* _LISTED RECORDS_:
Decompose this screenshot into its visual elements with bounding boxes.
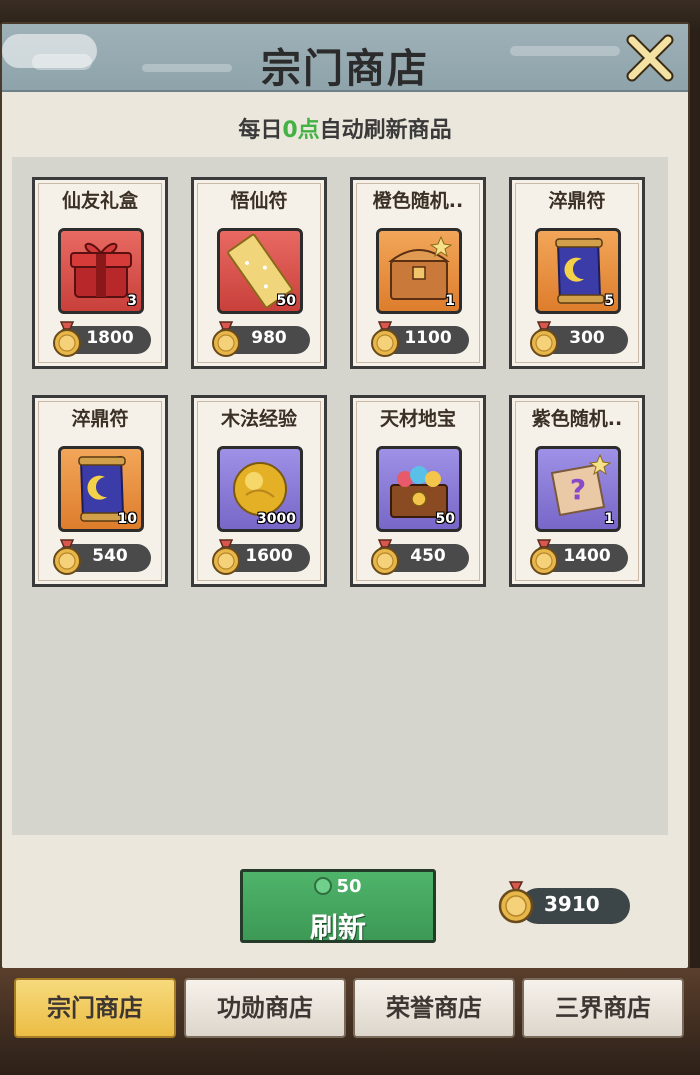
close-icon — [626, 34, 674, 82]
close-button[interactable] — [624, 32, 676, 84]
item-icon-box: 3 — [58, 228, 144, 314]
tab-sect-shop[interactable]: 宗门商店 — [14, 978, 176, 1038]
shop-item-card[interactable]: 淬鼎符 5 300 — [509, 177, 645, 369]
item-icon-box: 50 — [376, 446, 462, 532]
item-name: 淬鼎符 — [71, 408, 129, 430]
item-price: 540 — [92, 546, 128, 566]
item-price: 450 — [410, 546, 446, 566]
item-icon-box: 50 — [217, 228, 303, 314]
item-price: 980 — [251, 328, 287, 348]
svg-text:?: ? — [570, 473, 586, 506]
sect-coin-icon — [498, 881, 534, 924]
panel-header: 宗门商店 — [2, 24, 688, 92]
item-name: 淬鼎符 — [548, 190, 606, 212]
item-icon-box: ? 1 — [535, 446, 621, 532]
shop-item-card[interactable]: 天材地宝 50 450 — [350, 395, 486, 587]
shop-item-card[interactable]: 仙友礼盒 3 1800 — [32, 177, 168, 369]
shop-item-card[interactable]: 橙色随机.. 1 1100 — [350, 177, 486, 369]
page-title: 宗门商店 — [261, 45, 429, 92]
item-name: 悟仙符 — [230, 190, 288, 212]
refresh-note-time: 0点 — [282, 118, 320, 143]
refresh-cost: 50 — [243, 876, 433, 897]
item-price: 1400 — [563, 546, 611, 566]
item-icon-box: 3000 — [217, 446, 303, 532]
item-count: 1 — [445, 293, 455, 309]
shop-item-card[interactable]: 悟仙符 50 980 — [191, 177, 327, 369]
item-price: 300 — [569, 328, 605, 348]
shop-item-card[interactable]: 木法经验 3000 1600 — [191, 395, 327, 587]
item-count: 50 — [276, 293, 296, 309]
refresh-cost-value: 50 — [336, 876, 362, 897]
item-name: 天材地宝 — [379, 408, 456, 430]
item-icon-box: 10 — [58, 446, 144, 532]
item-name: 橙色随机.. — [372, 190, 464, 212]
refresh-button[interactable]: 50 刷新 — [240, 869, 436, 944]
item-count: 3 — [127, 293, 137, 309]
refresh-label: 刷新 — [309, 911, 366, 944]
shop-item-card[interactable]: 淬鼎符 10 540 — [32, 395, 168, 587]
tab-three-realms-shop[interactable]: 三界商店 — [522, 978, 684, 1038]
item-count: 50 — [435, 511, 455, 527]
item-icon-box: 5 — [535, 228, 621, 314]
item-icon-box: 1 — [376, 228, 462, 314]
item-count: 3000 — [257, 511, 296, 527]
balance-value: 3910 — [544, 892, 600, 916]
item-name: 紫色随机.. — [531, 408, 623, 430]
jade-icon — [314, 877, 333, 895]
item-count: 1 — [604, 511, 614, 527]
tab-merit-shop[interactable]: 功勋商店 — [184, 978, 346, 1038]
item-price: 1800 — [86, 328, 134, 348]
tab-honor-shop[interactable]: 荣誉商店 — [353, 978, 515, 1038]
refresh-note: 每日0点自动刷新商品 — [2, 112, 688, 144]
item-count: 10 — [117, 511, 137, 527]
shop-item-card[interactable]: 紫色随机..? 1 1400 — [509, 395, 645, 587]
refresh-note-suffix: 自动刷新商品 — [319, 118, 452, 143]
item-name: 木法经验 — [220, 408, 297, 430]
item-name: 仙友礼盒 — [61, 190, 138, 212]
refresh-note-prefix: 每日 — [238, 118, 283, 143]
item-count: 5 — [604, 293, 614, 309]
item-price: 1600 — [245, 546, 293, 566]
item-price: 1100 — [404, 328, 452, 348]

* _WRITTEN INSTRUCTION_:
Reproduce verbatim the lines of the records from the line containing "close-icon — [626, 34, 674, 82]" up to and including the line containing "item-price: 540 — [92, 546, 128, 566]".

* _SOLUTION TO THE EXERCISE_:
close-icon — [626, 34, 674, 82]
close-button[interactable] — [624, 32, 676, 84]
item-icon-box: 3 — [58, 228, 144, 314]
tab-sect-shop[interactable]: 宗门商店 — [14, 978, 176, 1038]
shop-item-card[interactable]: 淬鼎符 5 300 — [509, 177, 645, 369]
item-icon-box: 50 — [376, 446, 462, 532]
item-name: 淬鼎符 — [71, 408, 129, 430]
item-price: 540 — [92, 546, 128, 566]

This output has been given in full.